*** Extracted material

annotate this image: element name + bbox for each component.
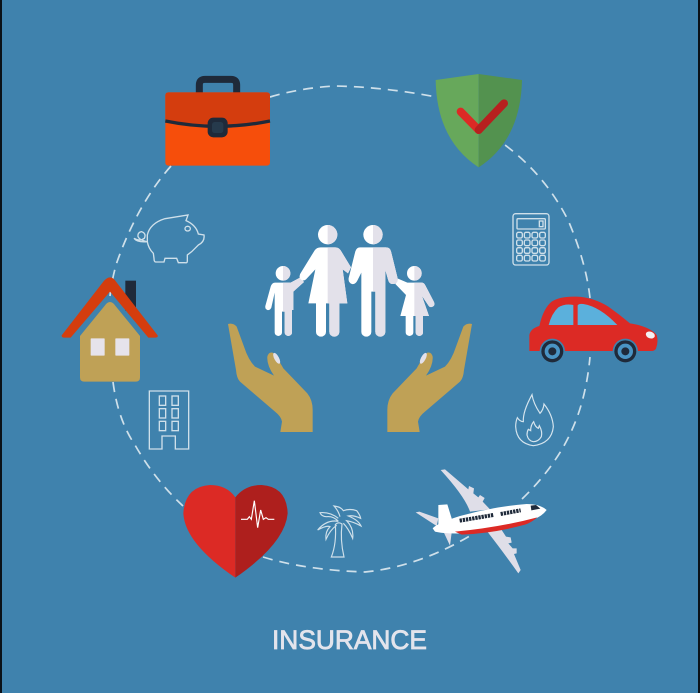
icon: piggy bank outline [134, 215, 204, 263]
icon: shield with check [436, 74, 522, 167]
icon: palm tree outline [318, 506, 361, 557]
icon: heart with pulse [183, 485, 288, 578]
pulse line [241, 501, 274, 528]
family figures [265, 225, 434, 337]
icon: family in cupped hands [228, 225, 472, 432]
icon: airplane [416, 469, 547, 573]
icon: briefcase [165, 79, 270, 166]
icon: flame outline [516, 395, 553, 446]
icon: red car [529, 297, 658, 364]
icon: house [62, 277, 158, 382]
icon: calculator outline [513, 214, 549, 265]
left hand [228, 324, 313, 432]
title: INSURANCE [272, 625, 427, 655]
right hand [387, 324, 472, 432]
dashed ring connecting icons [110, 86, 590, 572]
check mark [461, 112, 479, 130]
icon: building outline [149, 391, 189, 449]
fuselage [433, 504, 547, 533]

******

**What the task asks:** Render the lines above as a JSON list of strings, one string per line, skipping blank lines and leaving out the picture.

**Completed exercise:**
[
  "annotate this image: element name + bbox for each component.",
  "icon: piggy bank outline [134, 215, 204, 263]",
  "icon: shield with check [436, 74, 522, 167]",
  "icon: palm tree outline [318, 506, 361, 557]",
  "icon: heart with pulse [183, 485, 288, 578]",
  "pulse line [241, 501, 274, 528]",
  "family figures [265, 225, 434, 337]",
  "icon: family in cupped hands [228, 225, 472, 432]",
  "icon: airplane [416, 469, 547, 573]",
  "icon: briefcase [165, 79, 270, 166]",
  "icon: flame outline [516, 395, 553, 446]",
  "icon: red car [529, 297, 658, 364]",
  "icon: house [62, 277, 158, 382]",
  "icon: calculator outline [513, 214, 549, 265]",
  "left hand [228, 324, 313, 432]",
  "title: INSURANCE [272, 625, 427, 655]",
  "right hand [387, 324, 472, 432]",
  "dashed ring connecting icons [110, 86, 590, 572]",
  "check mark [461, 112, 479, 130]",
  "icon: building outline [149, 391, 189, 449]",
  "fuselage [433, 504, 547, 533]"
]